Report only the number of lines holding "description".

--- Begin EXCERPTED RECORDS ---

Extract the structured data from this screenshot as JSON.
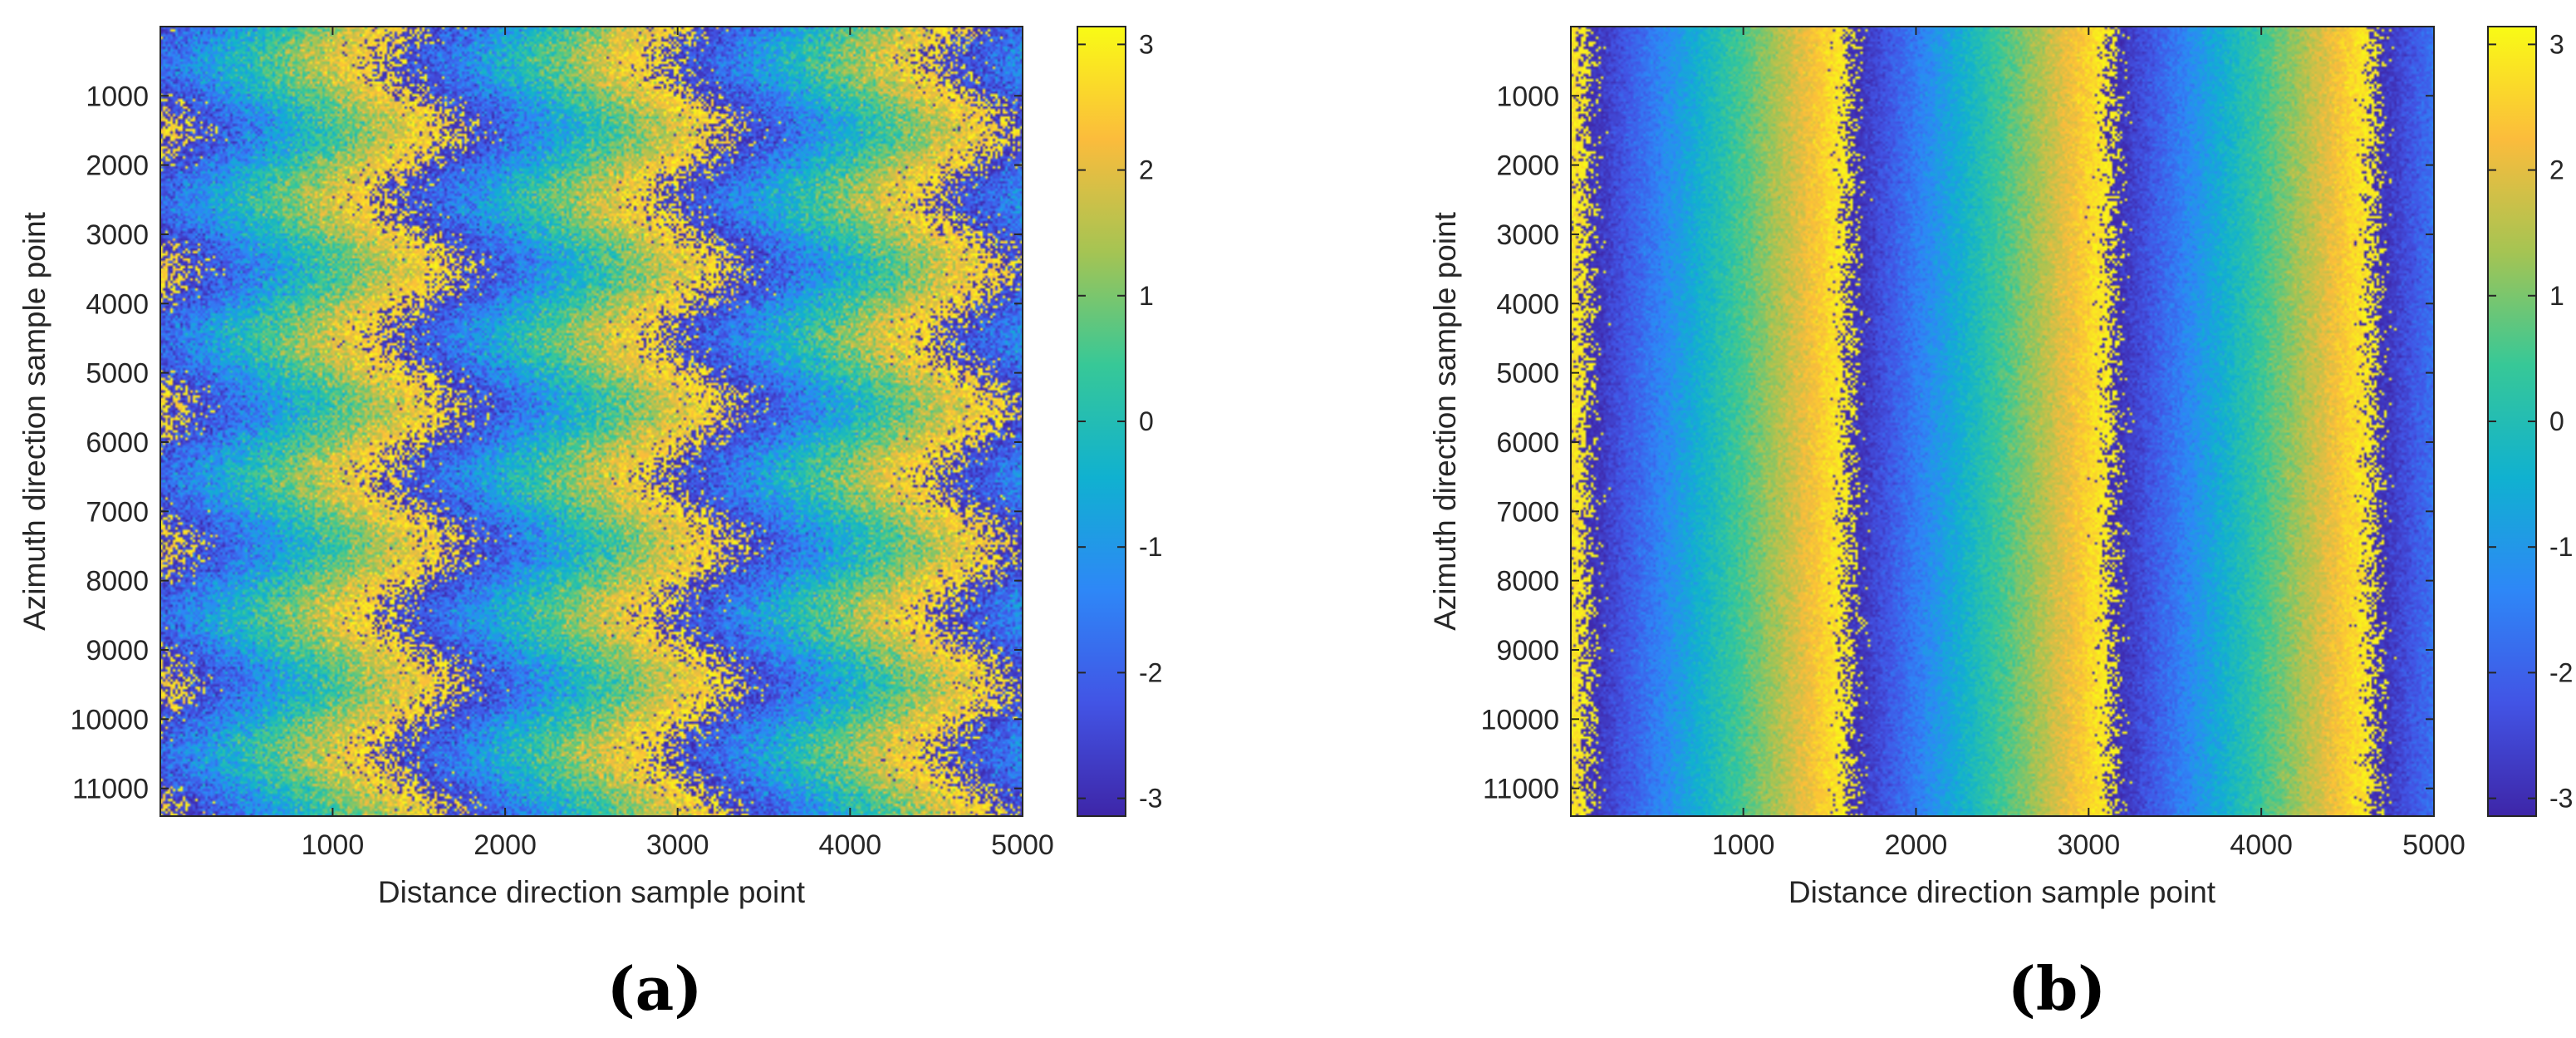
{
  "chart_data": [
    {
      "type": "heatmap",
      "panel_label": "(a)",
      "xlabel": "Distance direction sample point",
      "ylabel": "Azimuth direction sample point",
      "xlim": [
        1,
        5000
      ],
      "ylim": [
        1,
        11400
      ],
      "y_direction": "reverse",
      "xticks": [
        1000,
        2000,
        3000,
        4000,
        5000
      ],
      "xtick_labels": [
        "1000",
        "2000",
        "3000",
        "4000",
        "5000"
      ],
      "yticks": [
        1000,
        2000,
        3000,
        4000,
        5000,
        6000,
        7000,
        8000,
        9000,
        10000,
        11000
      ],
      "ytick_labels": [
        "1000",
        "2000",
        "3000",
        "4000",
        "5000",
        "6000",
        "7000",
        "8000",
        "9000",
        "10000",
        "11000"
      ],
      "colorbar": {
        "colormap": "parula",
        "clim": [
          -3.1416,
          3.1416
        ],
        "ticks": [
          3,
          2,
          1,
          0,
          -1,
          -2,
          -3
        ],
        "tick_labels": [
          "3",
          "2",
          "1",
          "0",
          "-1",
          "-2",
          "-3"
        ]
      },
      "pattern": {
        "description": "wrapped phase, sinusoidally wavy vertical fringes",
        "fringe_period_x": 1600,
        "phase_offset_x": 700,
        "wave_amplitude_x": 200,
        "wave_period_y": 2000,
        "wave_phase_y": 1000,
        "noise_level": 0.55
      }
    },
    {
      "type": "heatmap",
      "panel_label": "(b)",
      "xlabel": "Distance direction sample point",
      "ylabel": "Azimuth direction sample point",
      "xlim": [
        1,
        5000
      ],
      "ylim": [
        1,
        11400
      ],
      "y_direction": "reverse",
      "xticks": [
        1000,
        2000,
        3000,
        4000,
        5000
      ],
      "xtick_labels": [
        "1000",
        "2000",
        "3000",
        "4000",
        "5000"
      ],
      "yticks": [
        1000,
        2000,
        3000,
        4000,
        5000,
        6000,
        7000,
        8000,
        9000,
        10000,
        11000
      ],
      "ytick_labels": [
        "1000",
        "2000",
        "3000",
        "4000",
        "5000",
        "6000",
        "7000",
        "8000",
        "9000",
        "10000",
        "11000"
      ],
      "colorbar": {
        "colormap": "parula",
        "clim": [
          -3.1416,
          3.1416
        ],
        "ticks": [
          3,
          2,
          1,
          0,
          -1,
          -2,
          -3
        ],
        "tick_labels": [
          "3",
          "2",
          "1",
          "0",
          "-1",
          "-2",
          "-3"
        ]
      },
      "pattern": {
        "description": "wrapped phase, straight vertical fringes",
        "fringe_period_x": 1520,
        "phase_offset_x": 850,
        "wave_amplitude_x": 0,
        "wave_period_y": 2000,
        "wave_phase_y": 0,
        "noise_level": 0.22
      }
    }
  ],
  "colors": {
    "axis": "#262626",
    "parula_stops": [
      "#3E26A8",
      "#4254E5",
      "#2E87F7",
      "#10B1D0",
      "#37C897",
      "#A5C453",
      "#FBBC3C",
      "#F9FB15"
    ]
  }
}
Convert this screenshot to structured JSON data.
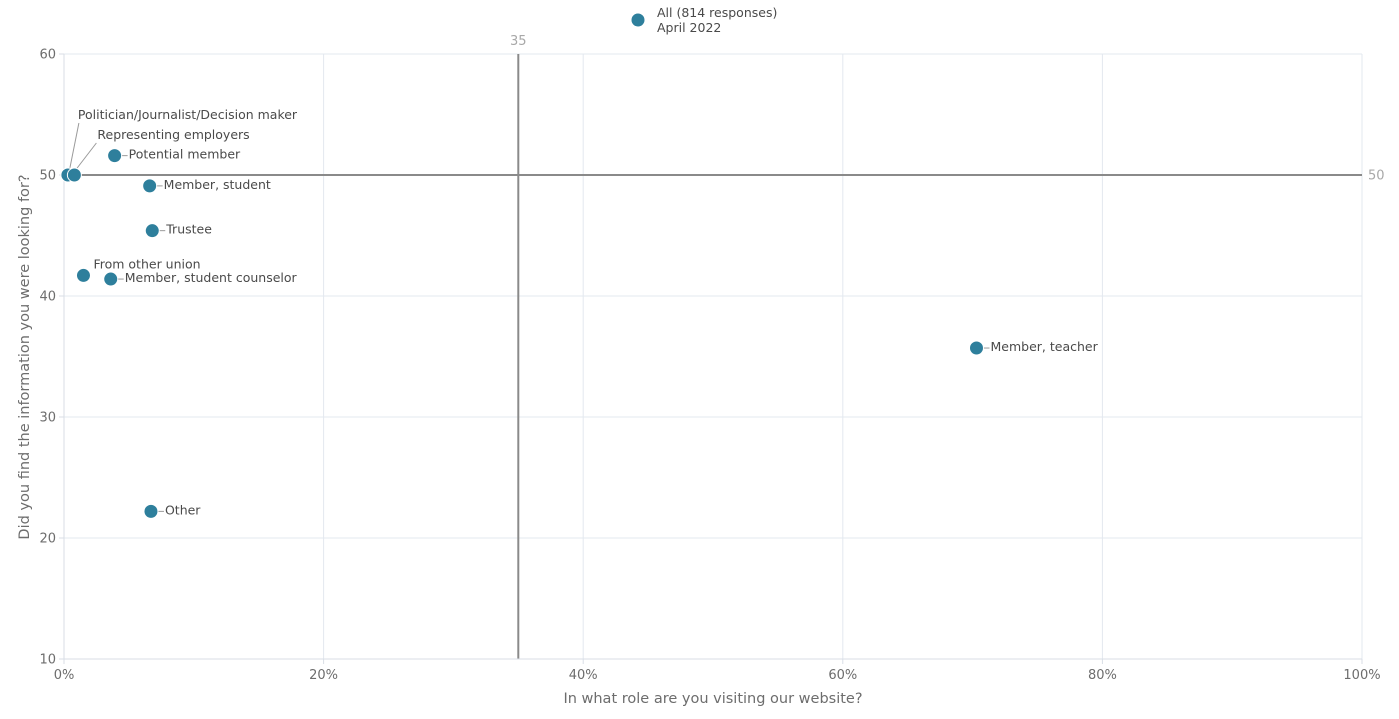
{
  "chart_data": {
    "type": "scatter",
    "title": "",
    "xlabel": "In what role are you visiting our website?",
    "ylabel": "Did you find the information you were looking for?",
    "xlim": [
      0,
      100
    ],
    "ylim": [
      10,
      60
    ],
    "x_ticks": [
      "0%",
      "20%",
      "40%",
      "60%",
      "80%",
      "100%"
    ],
    "y_ticks": [
      "10",
      "20",
      "30",
      "40",
      "50",
      "60"
    ],
    "reference_lines": {
      "x": "35",
      "y": "50"
    },
    "grid": true,
    "legend": {
      "position": "top-center",
      "lines": [
        "All (814 responses)",
        "April 2022"
      ]
    },
    "point_color": "#2e7f9c",
    "series": [
      {
        "points": [
          {
            "label": "Politician/Journalist/Decision maker",
            "x": 0.3,
            "y": 50
          },
          {
            "label": "Representing employers",
            "x": 0.8,
            "y": 50
          },
          {
            "label": "Potential member",
            "x": 3.9,
            "y": 51.6
          },
          {
            "label": "Member, student",
            "x": 6.6,
            "y": 49.1
          },
          {
            "label": "Trustee",
            "x": 6.8,
            "y": 45.4
          },
          {
            "label": "From other union",
            "x": 1.5,
            "y": 41.7
          },
          {
            "label": "Member, student counselor",
            "x": 3.6,
            "y": 41.4
          },
          {
            "label": "Member, teacher",
            "x": 70.3,
            "y": 35.7
          },
          {
            "label": "Other",
            "x": 6.7,
            "y": 22.2
          }
        ]
      }
    ]
  }
}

--- End EXCERPTED RECORDS ---

● **SOLUTION**
2